-- BEGIN Provided records --

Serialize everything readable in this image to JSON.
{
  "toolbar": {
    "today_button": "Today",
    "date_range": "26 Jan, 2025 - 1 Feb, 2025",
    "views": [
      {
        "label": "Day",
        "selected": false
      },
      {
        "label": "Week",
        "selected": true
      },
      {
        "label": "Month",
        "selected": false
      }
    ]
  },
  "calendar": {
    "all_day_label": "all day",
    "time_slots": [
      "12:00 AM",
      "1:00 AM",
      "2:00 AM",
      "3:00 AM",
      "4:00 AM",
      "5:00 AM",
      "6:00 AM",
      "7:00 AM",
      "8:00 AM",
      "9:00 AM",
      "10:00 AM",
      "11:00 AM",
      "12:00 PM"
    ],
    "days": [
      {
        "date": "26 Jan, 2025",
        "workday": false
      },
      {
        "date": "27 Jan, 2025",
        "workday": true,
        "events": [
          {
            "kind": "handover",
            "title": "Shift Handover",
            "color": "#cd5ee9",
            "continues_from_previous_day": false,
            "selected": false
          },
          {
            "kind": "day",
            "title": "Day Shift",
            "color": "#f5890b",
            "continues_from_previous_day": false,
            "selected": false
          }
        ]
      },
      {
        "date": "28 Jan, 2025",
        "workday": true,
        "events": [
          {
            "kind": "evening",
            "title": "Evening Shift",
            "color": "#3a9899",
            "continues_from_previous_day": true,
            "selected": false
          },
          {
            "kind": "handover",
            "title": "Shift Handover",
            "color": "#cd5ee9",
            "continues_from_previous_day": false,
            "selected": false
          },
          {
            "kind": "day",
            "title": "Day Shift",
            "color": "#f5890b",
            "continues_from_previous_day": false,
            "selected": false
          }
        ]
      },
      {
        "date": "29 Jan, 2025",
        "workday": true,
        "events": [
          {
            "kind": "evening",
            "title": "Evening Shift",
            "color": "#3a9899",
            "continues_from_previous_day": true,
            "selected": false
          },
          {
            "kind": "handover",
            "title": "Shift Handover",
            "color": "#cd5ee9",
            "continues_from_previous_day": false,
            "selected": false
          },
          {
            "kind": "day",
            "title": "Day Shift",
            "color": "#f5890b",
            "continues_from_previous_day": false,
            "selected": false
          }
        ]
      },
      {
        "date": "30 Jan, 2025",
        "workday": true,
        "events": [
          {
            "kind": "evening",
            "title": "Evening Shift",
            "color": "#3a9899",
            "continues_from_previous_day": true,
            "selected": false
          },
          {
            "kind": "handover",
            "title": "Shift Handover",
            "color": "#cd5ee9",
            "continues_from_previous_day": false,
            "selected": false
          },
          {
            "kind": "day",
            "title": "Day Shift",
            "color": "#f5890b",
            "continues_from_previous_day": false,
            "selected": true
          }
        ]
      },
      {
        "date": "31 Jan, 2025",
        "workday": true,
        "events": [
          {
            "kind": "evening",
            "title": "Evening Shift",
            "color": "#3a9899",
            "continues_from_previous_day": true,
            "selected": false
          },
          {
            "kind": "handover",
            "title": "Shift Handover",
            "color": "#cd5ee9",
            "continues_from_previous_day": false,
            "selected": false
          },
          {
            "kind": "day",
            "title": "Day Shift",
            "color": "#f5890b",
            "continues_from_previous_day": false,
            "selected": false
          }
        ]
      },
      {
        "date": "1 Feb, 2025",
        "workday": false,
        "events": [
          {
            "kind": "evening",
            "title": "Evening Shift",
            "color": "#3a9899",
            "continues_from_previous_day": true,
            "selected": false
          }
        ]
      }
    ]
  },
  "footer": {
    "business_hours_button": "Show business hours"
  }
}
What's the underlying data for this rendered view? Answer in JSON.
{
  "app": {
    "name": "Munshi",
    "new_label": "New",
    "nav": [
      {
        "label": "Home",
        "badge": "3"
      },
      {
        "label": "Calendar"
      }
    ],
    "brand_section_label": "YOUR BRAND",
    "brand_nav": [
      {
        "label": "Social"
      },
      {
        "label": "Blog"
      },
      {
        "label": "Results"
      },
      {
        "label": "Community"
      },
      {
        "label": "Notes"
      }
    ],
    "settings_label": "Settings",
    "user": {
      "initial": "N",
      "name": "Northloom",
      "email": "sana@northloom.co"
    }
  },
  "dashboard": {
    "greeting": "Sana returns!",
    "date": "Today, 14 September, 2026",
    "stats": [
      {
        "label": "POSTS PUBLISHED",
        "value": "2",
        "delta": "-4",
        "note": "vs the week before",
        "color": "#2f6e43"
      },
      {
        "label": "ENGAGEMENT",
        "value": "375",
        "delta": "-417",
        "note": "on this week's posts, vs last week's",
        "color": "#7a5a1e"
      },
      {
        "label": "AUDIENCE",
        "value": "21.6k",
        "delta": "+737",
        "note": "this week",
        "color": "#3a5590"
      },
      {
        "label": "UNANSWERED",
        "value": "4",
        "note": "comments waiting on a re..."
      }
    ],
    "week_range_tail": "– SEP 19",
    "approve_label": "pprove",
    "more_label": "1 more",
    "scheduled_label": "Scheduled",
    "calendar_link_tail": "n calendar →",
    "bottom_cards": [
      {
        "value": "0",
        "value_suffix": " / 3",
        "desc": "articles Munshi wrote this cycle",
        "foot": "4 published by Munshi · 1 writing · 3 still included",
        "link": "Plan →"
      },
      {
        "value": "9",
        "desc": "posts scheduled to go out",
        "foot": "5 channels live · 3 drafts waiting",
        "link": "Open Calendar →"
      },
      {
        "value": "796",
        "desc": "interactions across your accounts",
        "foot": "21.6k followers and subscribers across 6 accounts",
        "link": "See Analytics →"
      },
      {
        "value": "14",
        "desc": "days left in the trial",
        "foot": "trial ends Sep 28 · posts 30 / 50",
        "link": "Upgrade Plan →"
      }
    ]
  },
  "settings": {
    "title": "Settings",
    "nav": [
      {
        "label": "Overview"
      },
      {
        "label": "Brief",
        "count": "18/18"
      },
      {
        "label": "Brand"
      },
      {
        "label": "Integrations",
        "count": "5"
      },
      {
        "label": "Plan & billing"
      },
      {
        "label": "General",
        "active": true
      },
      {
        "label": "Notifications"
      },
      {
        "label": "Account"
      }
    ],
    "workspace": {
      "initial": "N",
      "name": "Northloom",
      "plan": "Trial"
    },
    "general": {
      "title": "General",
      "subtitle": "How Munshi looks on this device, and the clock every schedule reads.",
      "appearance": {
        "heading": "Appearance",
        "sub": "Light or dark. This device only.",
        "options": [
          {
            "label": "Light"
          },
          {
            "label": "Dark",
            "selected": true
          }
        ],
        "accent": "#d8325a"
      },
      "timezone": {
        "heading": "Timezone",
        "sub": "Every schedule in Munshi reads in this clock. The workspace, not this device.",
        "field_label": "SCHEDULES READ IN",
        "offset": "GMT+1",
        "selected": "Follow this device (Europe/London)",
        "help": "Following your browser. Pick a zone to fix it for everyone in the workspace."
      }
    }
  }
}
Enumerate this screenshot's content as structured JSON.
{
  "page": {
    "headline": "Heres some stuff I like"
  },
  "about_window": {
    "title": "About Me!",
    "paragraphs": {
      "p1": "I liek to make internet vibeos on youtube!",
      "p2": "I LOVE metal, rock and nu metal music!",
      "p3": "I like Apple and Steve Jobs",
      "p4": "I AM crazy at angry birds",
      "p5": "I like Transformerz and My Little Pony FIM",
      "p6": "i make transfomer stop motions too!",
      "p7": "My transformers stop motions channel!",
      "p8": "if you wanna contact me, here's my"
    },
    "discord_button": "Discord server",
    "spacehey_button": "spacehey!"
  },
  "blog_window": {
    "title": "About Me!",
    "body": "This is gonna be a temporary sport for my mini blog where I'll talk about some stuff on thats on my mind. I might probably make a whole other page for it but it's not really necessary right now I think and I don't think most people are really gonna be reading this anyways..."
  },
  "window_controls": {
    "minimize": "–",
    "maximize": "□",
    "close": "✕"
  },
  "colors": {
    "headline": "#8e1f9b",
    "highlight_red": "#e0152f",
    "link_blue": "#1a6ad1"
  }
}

-- END Provided records --

## Task:
Return exactly, and only, the line containing "Enumerate this screenshot's" and every line after it through the end of the material.

## Final answer:
Enumerate this screenshot's content as structured JSON.
{
  "page": {
    "headline": "Heres some stuff I like"
  },
  "about_window": {
    "title": "About Me!",
    "paragraphs": {
      "p1": "I liek to make internet vibeos on youtube!",
      "p2": "I LOVE metal, rock and nu metal music!",
      "p3": "I like Apple and Steve Jobs",
      "p4": "I AM crazy at angry birds",
      "p5": "I like Transformerz and My Little Pony FIM",
      "p6": "i make transfomer stop motions too!",
      "p7": "My transformers stop motions channel!",
      "p8": "if you wanna contact me, here's my"
    },
    "discord_button": "Discord server",
    "spacehey_button": "spacehey!"
  },
  "blog_window": {
    "title": "About Me!",
    "body": "This is gonna be a temporary sport for my mini blog where I'll talk about some stuff on thats on my mind. I might probably make a whole other page for it but it's not really necessary right now I think and I don't think most people are really gonna be reading this anyways..."
  },
  "window_controls": {
    "minimize": "–",
    "maximize": "□",
    "close": "✕"
  },
  "colors": {
    "headline": "#8e1f9b",
    "highlight_red": "#e0152f",
    "link_blue": "#1a6ad1"
  }
}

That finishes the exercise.